SHORT PROBLEM - Copy the data that follows, character for character, minus the pictures.

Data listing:
━━━━━━━━

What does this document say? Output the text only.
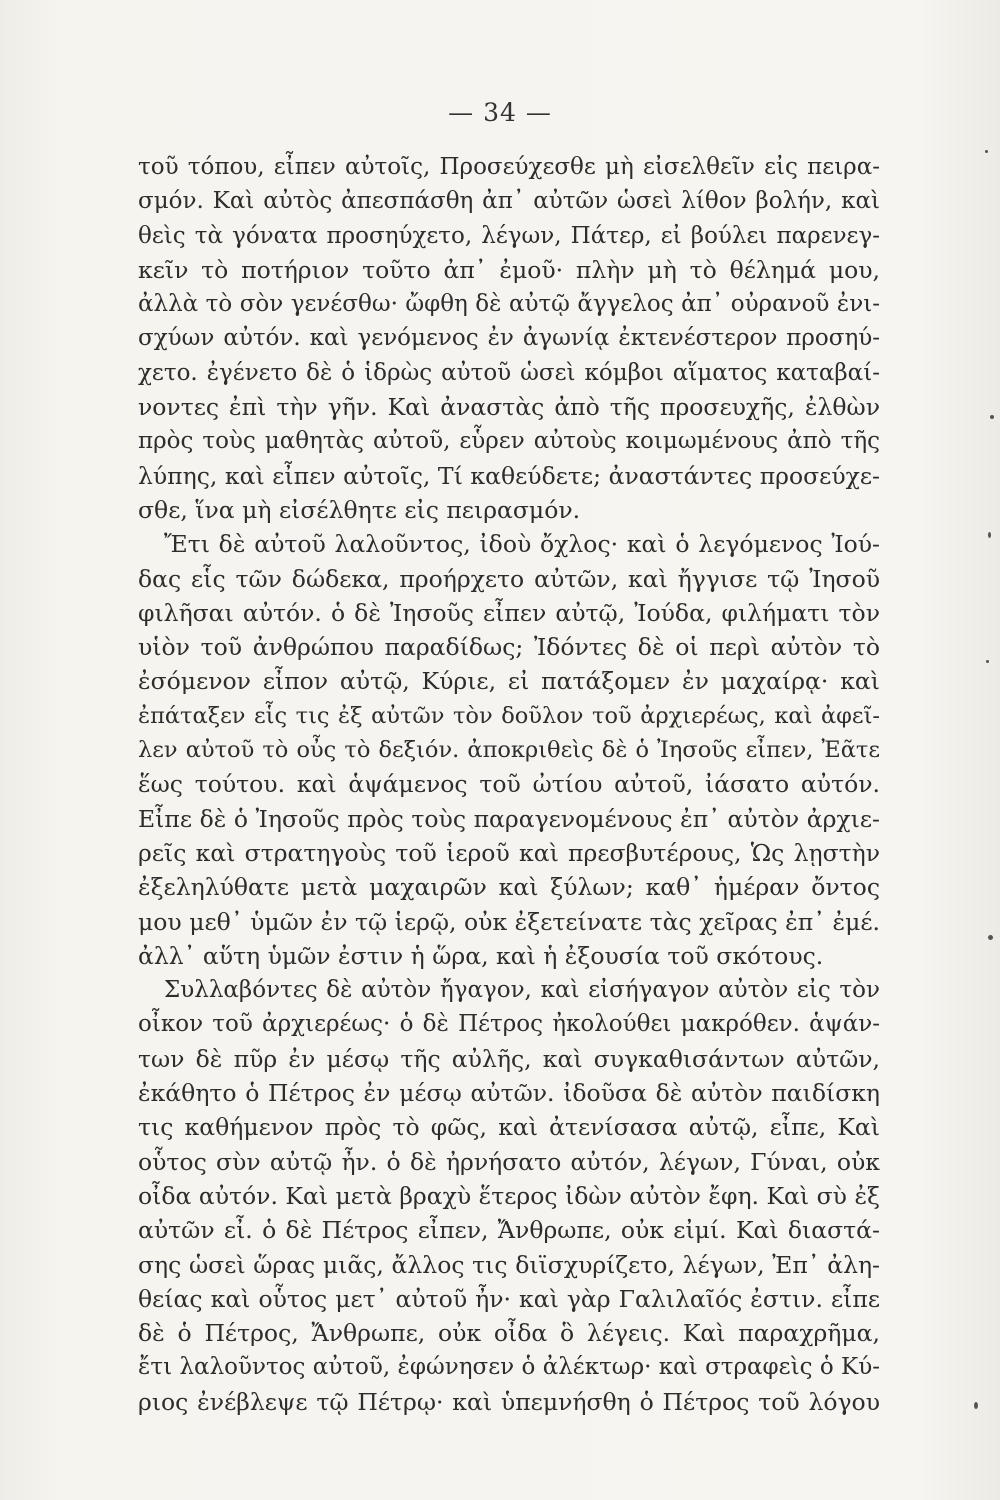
— 34 —
τοῦ τόπου, εἶπεν αὐτοῖς, Προσεύχεσθε μὴ εἰσελθεῖν εἰς πειρα-
σμόν. Καὶ αὐτὸς ἀπεσπάσθη ἀπ᾽ αὐτῶν ὡσεὶ λίθον βολήν, καὶ
θεὶς τὰ γόνατα προσηύχετο, λέγων, Πάτερ, εἰ βούλει παρενεγ-
κεῖν τὸ ποτήριον τοῦτο ἀπ᾽ ἐμοῦ· πλὴν μὴ τὸ θέλημά μου,
ἀλλὰ τὸ σὸν γενέσθω· ὤφθη δὲ αὐτῷ ἄγγελος ἀπ᾽ οὐρανοῦ ἐνι-
σχύων αὐτόν. καὶ γενόμενος ἐν ἀγωνίᾳ ἐκτενέστερον προσηύ-
χετο. ἐγένετο δὲ ὁ ἱδρὼς αὐτοῦ ὡσεὶ κόμβοι αἵματος καταβαί-
νοντες ἐπὶ τὴν γῆν. Καὶ ἀναστὰς ἀπὸ τῆς προσευχῆς, ἐλθὼν
πρὸς τοὺς μαθητὰς αὐτοῦ, εὗρεν αὐτοὺς κοιμωμένους ἀπὸ τῆς
λύπης, καὶ εἶπεν αὐτοῖς, Τί καθεύδετε; ἀναστάντες προσεύχε-
σθε, ἵνα μὴ εἰσέλθητε εἰς πειρασμόν.
Ἔτι δὲ αὐτοῦ λαλοῦντος, ἰδοὺ ὄχλος· καὶ ὁ λεγόμενος Ἰού-
δας εἷς τῶν δώδεκα, προήρχετο αὐτῶν, καὶ ἤγγισε τῷ Ἰησοῦ
φιλῆσαι αὐτόν. ὁ δὲ Ἰησοῦς εἶπεν αὐτῷ, Ἰούδα, φιλήματι τὸν
υἱὸν τοῦ ἀνθρώπου παραδίδως; Ἰδόντες δὲ οἱ περὶ αὐτὸν τὸ
ἐσόμενον εἶπον αὐτῷ, Κύριε, εἰ πατάξομεν ἐν μαχαίρᾳ· καὶ
ἐπάταξεν εἷς τις ἐξ αὐτῶν τὸν δοῦλον τοῦ ἀρχιερέως, καὶ ἀφεῖ-
λεν αὐτοῦ τὸ οὖς τὸ δεξιόν. ἀποκριθεὶς δὲ ὁ Ἰησοῦς εἶπεν, Ἐᾶτε
ἕως τούτου. καὶ ἁψάμενος τοῦ ὠτίου αὐτοῦ, ἰάσατο αὐτόν.
Εἶπε δὲ ὁ Ἰησοῦς πρὸς τοὺς παραγενομένους ἐπ᾽ αὐτὸν ἀρχιε-
ρεῖς καὶ στρατηγοὺς τοῦ ἱεροῦ καὶ πρεσβυτέρους, Ὡς λῃστὴν
ἐξεληλύθατε μετὰ μαχαιρῶν καὶ ξύλων; καθ᾽ ἡμέραν ὄντος
μου μεθ᾽ ὑμῶν ἐν τῷ ἱερῷ, οὐκ ἐξετείνατε τὰς χεῖρας ἐπ᾽ ἐμέ.
ἀλλ᾽ αὕτη ὑμῶν ἐστιν ἡ ὥρα, καὶ ἡ ἐξουσία τοῦ σκότους.
Συλλαβόντες δὲ αὐτὸν ἤγαγον, καὶ εἰσήγαγον αὐτὸν εἰς τὸν
οἶκον τοῦ ἀρχιερέως· ὁ δὲ Πέτρος ἠκολούθει μακρόθεν. ἁψάν-
των δὲ πῦρ ἐν μέσῳ τῆς αὐλῆς, καὶ συγκαθισάντων αὐτῶν,
ἐκάθητο ὁ Πέτρος ἐν μέσῳ αὐτῶν. ἰδοῦσα δὲ αὐτὸν παιδίσκη
τις καθήμενον πρὸς τὸ φῶς, καὶ ἀτενίσασα αὐτῷ, εἶπε, Καὶ
οὗτος σὺν αὐτῷ ἦν. ὁ δὲ ἠρνήσατο αὐτόν, λέγων, Γύναι, οὐκ
οἶδα αὐτόν. Καὶ μετὰ βραχὺ ἕτερος ἰδὼν αὐτὸν ἔφη. Καὶ σὺ ἐξ
αὐτῶν εἶ. ὁ δὲ Πέτρος εἶπεν, Ἄνθρωπε, οὐκ εἰμί. Καὶ διαστά-
σης ὡσεὶ ὥρας μιᾶς, ἄλλος τις διϊσχυρίζετο, λέγων, Ἐπ᾽ ἀλη-
θείας καὶ οὗτος μετ᾽ αὐτοῦ ἦν· καὶ γὰρ Γαλιλαῖός ἐστιν. εἶπε
δὲ ὁ Πέτρος, Ἄνθρωπε, οὐκ οἶδα ὃ λέγεις. Καὶ παραχρῆμα,
ἔτι λαλοῦντος αὐτοῦ, ἐφώνησεν ὁ ἀλέκτωρ· καὶ στραφεὶς ὁ Κύ-
ριος ἐνέβλεψε τῷ Πέτρῳ· καὶ ὑπεμνήσθη ὁ Πέτρος τοῦ λόγου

━━━━━━━━

EXPECTED OUTPUT -
What does this document say? Output the text only.
— 34 —
τοῦ τόπου, εἶπεν αὐτοῖς, Προσεύχεσθε μὴ εἰσελθεῖν εἰς πειρα-
σμόν. Καὶ αὐτὸς ἀπεσπάσθη ἀπ᾽ αὐτῶν ὡσεὶ λίθον βολήν, καὶ
θεὶς τὰ γόνατα προσηύχετο, λέγων, Πάτερ, εἰ βούλει παρενεγ-
κεῖν τὸ ποτήριον τοῦτο ἀπ᾽ ἐμοῦ· πλὴν μὴ τὸ θέλημά μου,
ἀλλὰ τὸ σὸν γενέσθω· ὤφθη δὲ αὐτῷ ἄγγελος ἀπ᾽ οὐρανοῦ ἐνι-
σχύων αὐτόν. καὶ γενόμενος ἐν ἀγωνίᾳ ἐκτενέστερον προσηύ-
χετο. ἐγένετο δὲ ὁ ἱδρὼς αὐτοῦ ὡσεὶ κόμβοι αἵματος καταβαί-
νοντες ἐπὶ τὴν γῆν. Καὶ ἀναστὰς ἀπὸ τῆς προσευχῆς, ἐλθὼν
πρὸς τοὺς μαθητὰς αὐτοῦ, εὗρεν αὐτοὺς κοιμωμένους ἀπὸ τῆς
λύπης, καὶ εἶπεν αὐτοῖς, Τί καθεύδετε; ἀναστάντες προσεύχε-
σθε, ἵνα μὴ εἰσέλθητε εἰς πειρασμόν.
Ἔτι δὲ αὐτοῦ λαλοῦντος, ἰδοὺ ὄχλος· καὶ ὁ λεγόμενος Ἰού-
δας εἷς τῶν δώδεκα, προήρχετο αὐτῶν, καὶ ἤγγισε τῷ Ἰησοῦ
φιλῆσαι αὐτόν. ὁ δὲ Ἰησοῦς εἶπεν αὐτῷ, Ἰούδα, φιλήματι τὸν
υἱὸν τοῦ ἀνθρώπου παραδίδως; Ἰδόντες δὲ οἱ περὶ αὐτὸν τὸ
ἐσόμενον εἶπον αὐτῷ, Κύριε, εἰ πατάξομεν ἐν μαχαίρᾳ· καὶ
ἐπάταξεν εἷς τις ἐξ αὐτῶν τὸν δοῦλον τοῦ ἀρχιερέως, καὶ ἀφεῖ-
λεν αὐτοῦ τὸ οὖς τὸ δεξιόν. ἀποκριθεὶς δὲ ὁ Ἰησοῦς εἶπεν, Ἐᾶτε
ἕως τούτου. καὶ ἁψάμενος τοῦ ὠτίου αὐτοῦ, ἰάσατο αὐτόν.
Εἶπε δὲ ὁ Ἰησοῦς πρὸς τοὺς παραγενομένους ἐπ᾽ αὐτὸν ἀρχιε-
ρεῖς καὶ στρατηγοὺς τοῦ ἱεροῦ καὶ πρεσβυτέρους, Ὡς λῃστὴν
ἐξεληλύθατε μετὰ μαχαιρῶν καὶ ξύλων; καθ᾽ ἡμέραν ὄντος
μου μεθ᾽ ὑμῶν ἐν τῷ ἱερῷ, οὐκ ἐξετείνατε τὰς χεῖρας ἐπ᾽ ἐμέ.
ἀλλ᾽ αὕτη ὑμῶν ἐστιν ἡ ὥρα, καὶ ἡ ἐξουσία τοῦ σκότους.
Συλλαβόντες δὲ αὐτὸν ἤγαγον, καὶ εἰσήγαγον αὐτὸν εἰς τὸν
οἶκον τοῦ ἀρχιερέως· ὁ δὲ Πέτρος ἠκολούθει μακρόθεν. ἁψάν-
των δὲ πῦρ ἐν μέσῳ τῆς αὐλῆς, καὶ συγκαθισάντων αὐτῶν,
ἐκάθητο ὁ Πέτρος ἐν μέσῳ αὐτῶν. ἰδοῦσα δὲ αὐτὸν παιδίσκη
τις καθήμενον πρὸς τὸ φῶς, καὶ ἀτενίσασα αὐτῷ, εἶπε, Καὶ
οὗτος σὺν αὐτῷ ἦν. ὁ δὲ ἠρνήσατο αὐτόν, λέγων, Γύναι, οὐκ
οἶδα αὐτόν. Καὶ μετὰ βραχὺ ἕτερος ἰδὼν αὐτὸν ἔφη. Καὶ σὺ ἐξ
αὐτῶν εἶ. ὁ δὲ Πέτρος εἶπεν, Ἄνθρωπε, οὐκ εἰμί. Καὶ διαστά-
σης ὡσεὶ ὥρας μιᾶς, ἄλλος τις διϊσχυρίζετο, λέγων, Ἐπ᾽ ἀλη-
θείας καὶ οὗτος μετ᾽ αὐτοῦ ἦν· καὶ γὰρ Γαλιλαῖός ἐστιν. εἶπε
δὲ ὁ Πέτρος, Ἄνθρωπε, οὐκ οἶδα ὃ λέγεις. Καὶ παραχρῆμα,
ἔτι λαλοῦντος αὐτοῦ, ἐφώνησεν ὁ ἀλέκτωρ· καὶ στραφεὶς ὁ Κύ-
ριος ἐνέβλεψε τῷ Πέτρῳ· καὶ ὑπεμνήσθη ὁ Πέτρος τοῦ λόγου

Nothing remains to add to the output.